Excerpted text =
----------------
# Portsnap



## mechanic (Aug 15, 2010)

I see portsnap provides an easy way to keep the system software updated - but it requires a re-installation of the /usr/ports stuff after it was already installed during FreeBSD installation. Better to skip installing ports using sysinstall, and install later using portsnap? The installer doesn't mention this possibility.


----------



## phoenix (Aug 15, 2010)

Correct.  Don't install the ports tree off the CD.  Instead, use `[b]portsnap fetch install[/b]` to download the ports tree.  After that, just use `[b]portsnap fetch update[/b]` to keep the ports tree up-to-date.


----------



## wblock@ (Aug 15, 2010)

mechanic said:
			
		

> I see portsnap provides an easy way to keep the system software updated



Not the system software (OS), but the ports tree for installing applications.  Then you can use an update tool like portmaster or portupgrade to actually update installed applications.


----------



## mechanic (Aug 15, 2010)

Oh, right, so how do I keep the system software updated?


----------



## mechanic (Aug 15, 2010)

Sorry, I found a section on this in the Handbook, using freebsd-update and so on!


----------



## DutchDaemon (Aug 15, 2010)

Just read The Handbook. No need to go over this again. http://www.freebsd.org/doc/en_US.ISO8859-1/books/handbook/


----------
----------------
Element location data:
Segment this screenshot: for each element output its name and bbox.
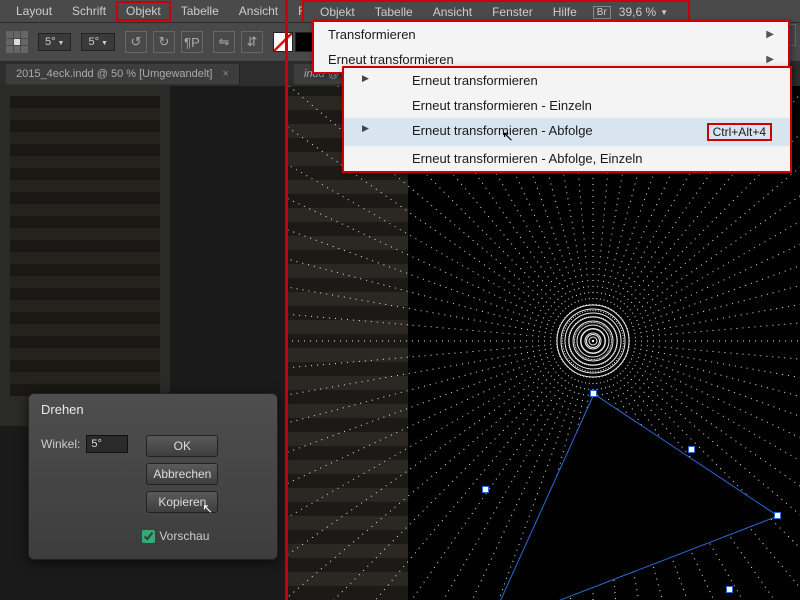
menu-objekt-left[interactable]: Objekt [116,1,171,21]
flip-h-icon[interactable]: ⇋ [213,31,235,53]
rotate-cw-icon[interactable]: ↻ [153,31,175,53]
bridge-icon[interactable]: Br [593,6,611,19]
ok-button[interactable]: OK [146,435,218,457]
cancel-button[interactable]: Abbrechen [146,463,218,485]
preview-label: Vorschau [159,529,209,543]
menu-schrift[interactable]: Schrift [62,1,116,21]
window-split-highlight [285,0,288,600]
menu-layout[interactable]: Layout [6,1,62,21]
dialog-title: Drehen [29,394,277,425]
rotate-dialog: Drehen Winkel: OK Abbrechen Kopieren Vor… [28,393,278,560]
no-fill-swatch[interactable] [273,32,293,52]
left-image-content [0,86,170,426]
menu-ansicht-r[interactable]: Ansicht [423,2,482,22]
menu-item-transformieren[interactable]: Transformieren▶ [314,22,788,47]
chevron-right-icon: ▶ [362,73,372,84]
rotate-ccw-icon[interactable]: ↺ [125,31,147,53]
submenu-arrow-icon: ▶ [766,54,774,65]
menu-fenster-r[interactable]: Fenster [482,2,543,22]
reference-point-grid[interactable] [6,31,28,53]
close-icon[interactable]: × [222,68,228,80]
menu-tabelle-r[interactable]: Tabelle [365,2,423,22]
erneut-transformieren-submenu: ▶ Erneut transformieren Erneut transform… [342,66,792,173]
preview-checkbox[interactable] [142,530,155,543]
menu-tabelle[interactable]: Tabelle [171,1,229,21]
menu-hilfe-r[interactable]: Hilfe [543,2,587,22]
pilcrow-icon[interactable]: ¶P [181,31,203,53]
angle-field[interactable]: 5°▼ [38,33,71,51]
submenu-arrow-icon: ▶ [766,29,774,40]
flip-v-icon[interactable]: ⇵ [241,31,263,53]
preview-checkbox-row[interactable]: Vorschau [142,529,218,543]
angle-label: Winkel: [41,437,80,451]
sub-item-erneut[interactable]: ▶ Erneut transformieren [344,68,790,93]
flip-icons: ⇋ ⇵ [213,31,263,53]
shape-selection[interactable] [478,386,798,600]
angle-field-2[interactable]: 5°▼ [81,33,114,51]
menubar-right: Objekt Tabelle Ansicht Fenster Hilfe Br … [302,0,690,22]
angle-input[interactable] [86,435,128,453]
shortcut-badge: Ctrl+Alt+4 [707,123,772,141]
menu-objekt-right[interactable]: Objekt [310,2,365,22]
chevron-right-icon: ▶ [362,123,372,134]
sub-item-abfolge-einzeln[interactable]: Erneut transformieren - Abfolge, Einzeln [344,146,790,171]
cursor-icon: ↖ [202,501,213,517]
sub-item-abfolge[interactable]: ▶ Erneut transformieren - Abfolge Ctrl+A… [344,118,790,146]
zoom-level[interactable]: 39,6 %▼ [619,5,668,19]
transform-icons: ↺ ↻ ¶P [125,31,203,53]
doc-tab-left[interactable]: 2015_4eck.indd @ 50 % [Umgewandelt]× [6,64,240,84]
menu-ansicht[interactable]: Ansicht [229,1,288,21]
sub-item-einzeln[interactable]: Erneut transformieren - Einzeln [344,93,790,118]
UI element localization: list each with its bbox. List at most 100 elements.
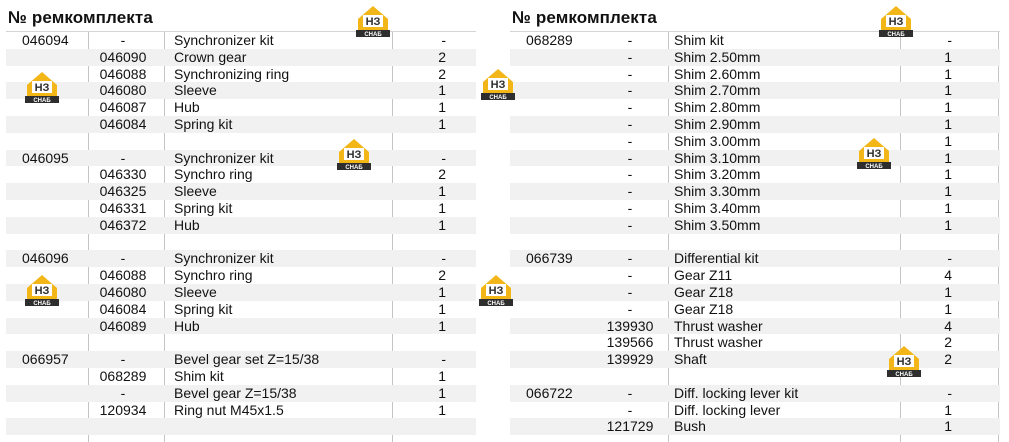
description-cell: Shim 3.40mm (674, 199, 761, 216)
----------------
Task set =
1. Answer these about the Portsnap thread, one answer per line:
(a) What command does phoenix give for downloading the ports tree?
(b) Which two update tools does wblock@ name for updating installed applications?
(c) What tool does mechanic mention finding in the Handbook section?
2. Please reproduce the part of the Portsnap thread that starts at the words "## wblock@ (Aug" and ends after "update installed applications.".

Solutions for each task =
1.
(a) portsnap fetch install
(b) portmaster and portupgrade
(c) freebsd-update

2.
## wblock@ (Aug 15, 2010)

mechanic said:
			
		

> I see portsnap provides an easy way to keep the system software updated



Not the system software (OS), but the ports tree for installing applications.  Then you can use an update tool like portmaster or portupgrade to actually update installed applications.